(Dataset excerpt)
☆ ☆ ☆ ☆ ☆ ☆ ☆
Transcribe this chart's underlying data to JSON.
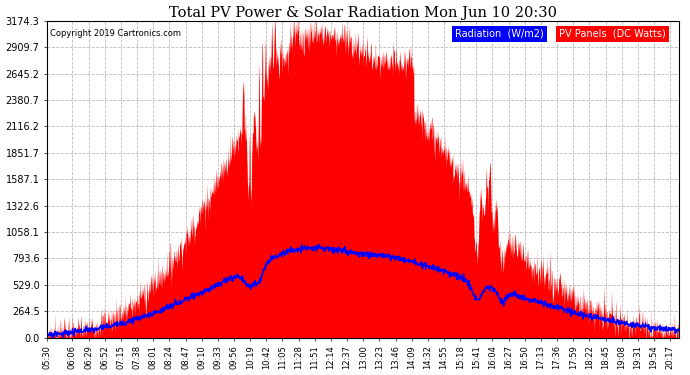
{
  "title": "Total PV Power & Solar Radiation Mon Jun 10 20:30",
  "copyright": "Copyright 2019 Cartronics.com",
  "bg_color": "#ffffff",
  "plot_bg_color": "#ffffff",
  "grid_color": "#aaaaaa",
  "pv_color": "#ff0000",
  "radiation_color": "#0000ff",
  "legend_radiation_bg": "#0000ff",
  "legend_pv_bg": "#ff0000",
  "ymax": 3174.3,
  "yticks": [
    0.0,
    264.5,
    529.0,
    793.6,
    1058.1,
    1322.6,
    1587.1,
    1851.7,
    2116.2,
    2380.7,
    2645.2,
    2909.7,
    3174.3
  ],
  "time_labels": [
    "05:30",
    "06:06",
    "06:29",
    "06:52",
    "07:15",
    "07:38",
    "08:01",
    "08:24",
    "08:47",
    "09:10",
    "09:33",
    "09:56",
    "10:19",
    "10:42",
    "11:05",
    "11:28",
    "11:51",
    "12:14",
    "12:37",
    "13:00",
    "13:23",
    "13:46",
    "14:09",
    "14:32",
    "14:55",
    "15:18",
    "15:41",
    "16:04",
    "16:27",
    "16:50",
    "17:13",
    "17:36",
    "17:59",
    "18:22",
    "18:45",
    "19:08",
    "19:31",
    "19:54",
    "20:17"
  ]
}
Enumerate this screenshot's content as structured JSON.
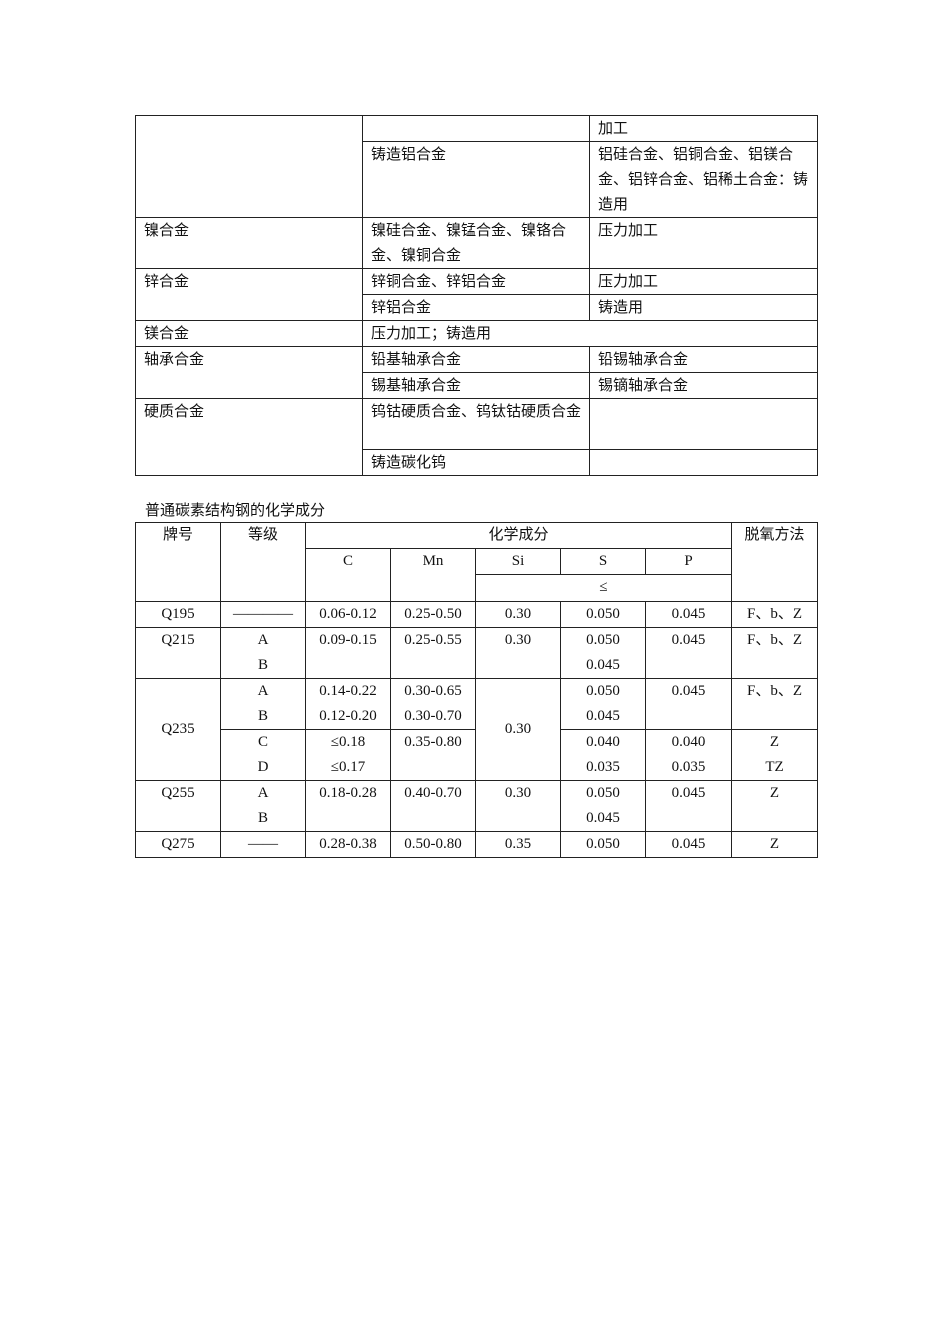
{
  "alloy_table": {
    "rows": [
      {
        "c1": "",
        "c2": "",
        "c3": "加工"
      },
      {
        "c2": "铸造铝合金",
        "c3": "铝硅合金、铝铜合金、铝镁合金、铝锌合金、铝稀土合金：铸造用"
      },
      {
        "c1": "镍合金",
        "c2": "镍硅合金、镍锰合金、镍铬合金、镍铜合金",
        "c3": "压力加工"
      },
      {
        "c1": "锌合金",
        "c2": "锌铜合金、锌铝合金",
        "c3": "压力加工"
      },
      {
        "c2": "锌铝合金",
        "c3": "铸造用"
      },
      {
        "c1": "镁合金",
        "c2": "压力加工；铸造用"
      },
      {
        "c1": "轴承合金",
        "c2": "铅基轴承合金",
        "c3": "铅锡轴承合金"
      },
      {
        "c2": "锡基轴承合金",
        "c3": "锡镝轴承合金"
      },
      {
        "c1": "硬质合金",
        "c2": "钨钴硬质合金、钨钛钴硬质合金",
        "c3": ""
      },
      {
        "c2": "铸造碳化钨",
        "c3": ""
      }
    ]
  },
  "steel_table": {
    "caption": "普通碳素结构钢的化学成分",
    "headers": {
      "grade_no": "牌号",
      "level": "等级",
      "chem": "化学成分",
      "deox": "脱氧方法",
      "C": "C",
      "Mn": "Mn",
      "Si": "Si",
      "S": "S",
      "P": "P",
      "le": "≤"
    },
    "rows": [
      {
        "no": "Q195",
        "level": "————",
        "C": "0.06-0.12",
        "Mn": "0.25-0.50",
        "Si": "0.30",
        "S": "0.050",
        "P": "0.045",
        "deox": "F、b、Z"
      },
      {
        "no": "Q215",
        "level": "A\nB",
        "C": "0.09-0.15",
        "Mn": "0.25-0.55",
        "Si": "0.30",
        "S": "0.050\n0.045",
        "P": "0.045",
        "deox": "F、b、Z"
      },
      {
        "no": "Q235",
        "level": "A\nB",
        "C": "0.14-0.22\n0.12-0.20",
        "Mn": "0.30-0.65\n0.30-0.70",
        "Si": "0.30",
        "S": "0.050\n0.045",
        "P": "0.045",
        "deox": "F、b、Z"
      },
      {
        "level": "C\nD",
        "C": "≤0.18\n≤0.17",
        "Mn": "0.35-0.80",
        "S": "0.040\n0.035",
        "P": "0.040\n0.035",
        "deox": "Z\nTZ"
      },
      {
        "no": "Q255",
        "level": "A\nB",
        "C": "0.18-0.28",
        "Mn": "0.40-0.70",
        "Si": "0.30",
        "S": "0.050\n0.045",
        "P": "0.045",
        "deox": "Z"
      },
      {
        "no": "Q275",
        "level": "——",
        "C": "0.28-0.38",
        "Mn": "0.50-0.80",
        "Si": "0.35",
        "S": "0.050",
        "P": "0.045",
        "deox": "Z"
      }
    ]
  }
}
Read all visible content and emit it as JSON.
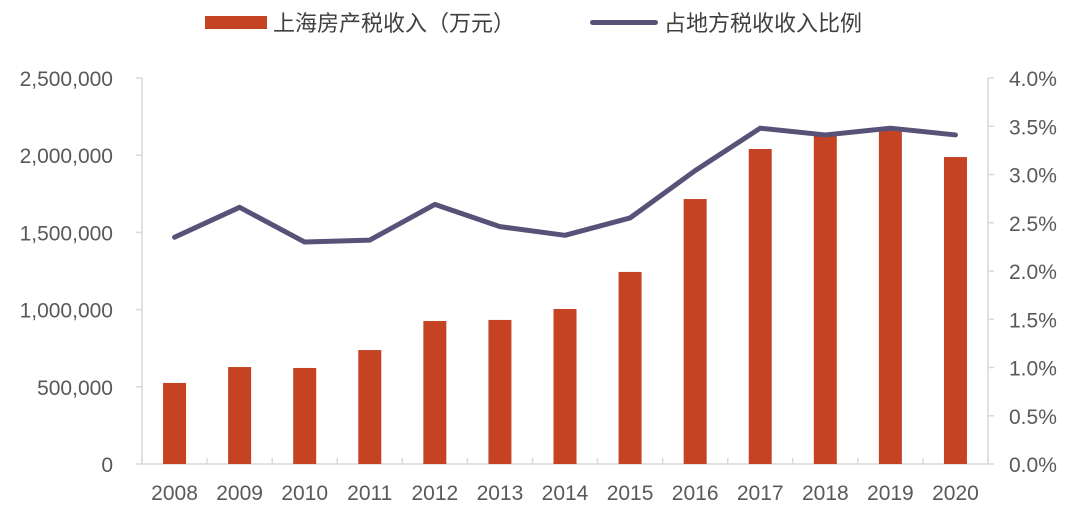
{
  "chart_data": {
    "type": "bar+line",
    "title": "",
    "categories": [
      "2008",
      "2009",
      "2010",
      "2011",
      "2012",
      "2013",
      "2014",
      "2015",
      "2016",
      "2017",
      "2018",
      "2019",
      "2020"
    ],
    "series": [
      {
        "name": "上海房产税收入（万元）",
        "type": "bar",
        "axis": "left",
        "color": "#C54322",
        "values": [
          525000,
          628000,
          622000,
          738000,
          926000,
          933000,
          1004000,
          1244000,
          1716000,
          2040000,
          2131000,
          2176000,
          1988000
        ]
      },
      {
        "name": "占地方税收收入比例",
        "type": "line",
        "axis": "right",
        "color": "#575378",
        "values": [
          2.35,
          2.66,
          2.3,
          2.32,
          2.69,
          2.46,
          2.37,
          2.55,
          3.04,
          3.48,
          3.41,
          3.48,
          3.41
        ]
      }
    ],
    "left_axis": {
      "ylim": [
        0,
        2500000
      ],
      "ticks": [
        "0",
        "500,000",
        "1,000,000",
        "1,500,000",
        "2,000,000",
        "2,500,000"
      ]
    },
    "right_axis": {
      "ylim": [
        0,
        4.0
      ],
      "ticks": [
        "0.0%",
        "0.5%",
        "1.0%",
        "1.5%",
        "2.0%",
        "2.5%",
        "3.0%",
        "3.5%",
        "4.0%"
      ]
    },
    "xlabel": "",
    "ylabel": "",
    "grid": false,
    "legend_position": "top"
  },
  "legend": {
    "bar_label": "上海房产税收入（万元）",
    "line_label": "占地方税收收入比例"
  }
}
☆ ☆ ☆ ☆ ☆ ☆ ☆
▶ _PROMPT_: Where a line above contains the word "上海房产税收入", copy that line.

▶ _RESULT_:
        "name": "上海房产税收入（万元）",
    "bar_label": "上海房产税收入（万元）",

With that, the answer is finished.